Task instructions — Make an exact copy of the entries below with the pictures removed.

%%

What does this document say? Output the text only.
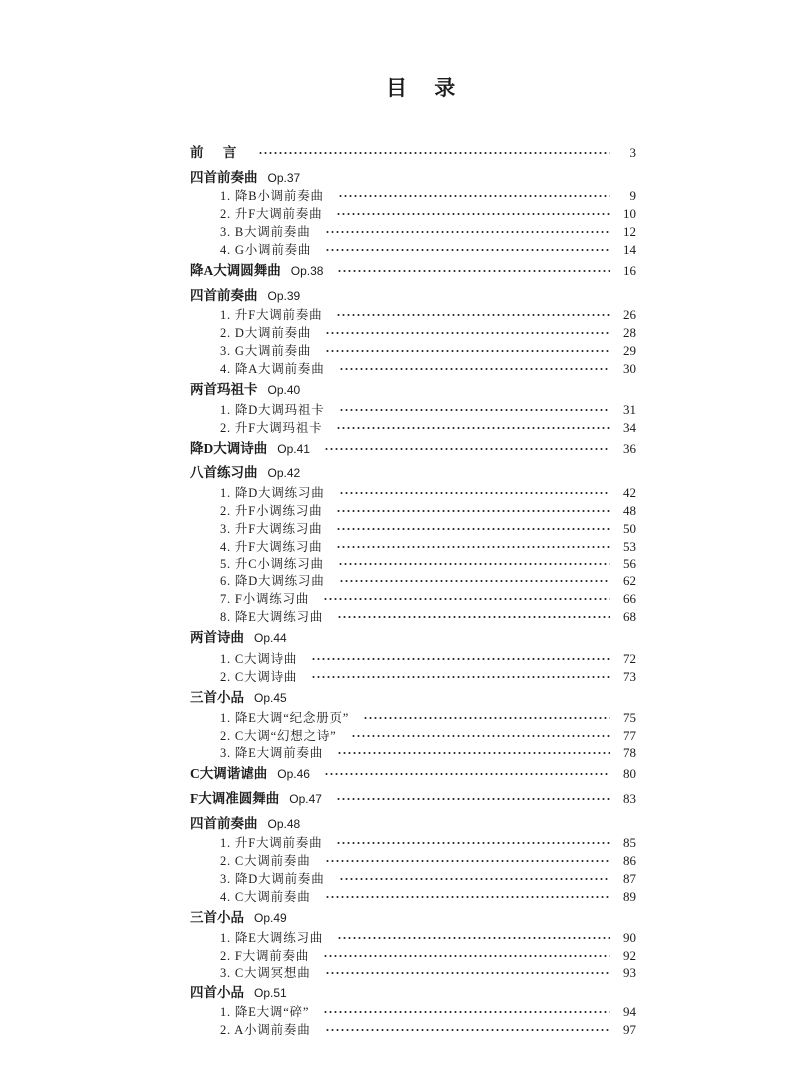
目 录
前 言	3
四首前奏曲 Op.37
1. 降B小调前奏曲	9
2. 升F大调前奏曲	10
3. B大调前奏曲	12
4. G小调前奏曲	14
降A大调圆舞曲 Op.38	16
四首前奏曲 Op.39
1. 升F大调前奏曲	26
2. D大调前奏曲	28
3. G大调前奏曲	29
4. 降A大调前奏曲	30
两首玛祖卡 Op.40
1. 降D大调玛祖卡	31
2. 升F大调玛祖卡	34
降D大调诗曲 Op.41	36
八首练习曲 Op.42
1. 降D大调练习曲	42
2. 升F小调练习曲	48
3. 升F大调练习曲	50
4. 升F大调练习曲	53
5. 升C小调练习曲	56
6. 降D大调练习曲	62
7. F小调练习曲	66
8. 降E大调练习曲	68
两首诗曲 Op.44
1. C大调诗曲	72
2. C大调诗曲	73
三首小品 Op.45
1. 降E大调“纪念册页”	75
2. C大调“幻想之诗”	77
3. 降E大调前奏曲	78
C大调谐谑曲 Op.46	80
F大调准圆舞曲 Op.47	83
四首前奏曲 Op.48
1. 升F大调前奏曲	85
2. C大调前奏曲	86
3. 降D大调前奏曲	87
4. C大调前奏曲	89
三首小品 Op.49
1. 降E大调练习曲	90
2. F大调前奏曲	92
3. C大调冥想曲	93
四首小品 Op.51
1. 降E大调“碎”	94
2. A小调前奏曲	97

%%

Answer for this exercise —
What does this document say? Output the text only.
目 录
前 言	3
四首前奏曲 Op.37
1. 降B小调前奏曲	9
2. 升F大调前奏曲	10
3. B大调前奏曲	12
4. G小调前奏曲	14
降A大调圆舞曲 Op.38	16
四首前奏曲 Op.39
1. 升F大调前奏曲	26
2. D大调前奏曲	28
3. G大调前奏曲	29
4. 降A大调前奏曲	30
两首玛祖卡 Op.40
1. 降D大调玛祖卡	31
2. 升F大调玛祖卡	34
降D大调诗曲 Op.41	36
八首练习曲 Op.42
1. 降D大调练习曲	42
2. 升F小调练习曲	48
3. 升F大调练习曲	50
4. 升F大调练习曲	53
5. 升C小调练习曲	56
6. 降D大调练习曲	62
7. F小调练习曲	66
8. 降E大调练习曲	68
两首诗曲 Op.44
1. C大调诗曲	72
2. C大调诗曲	73
三首小品 Op.45
1. 降E大调“纪念册页”	75
2. C大调“幻想之诗”	77
3. 降E大调前奏曲	78
C大调谐谑曲 Op.46	80
F大调准圆舞曲 Op.47	83
四首前奏曲 Op.48
1. 升F大调前奏曲	85
2. C大调前奏曲	86
3. 降D大调前奏曲	87
4. C大调前奏曲	89
三首小品 Op.49
1. 降E大调练习曲	90
2. F大调前奏曲	92
3. C大调冥想曲	93
四首小品 Op.51
1. 降E大调“碎”	94
2. A小调前奏曲	97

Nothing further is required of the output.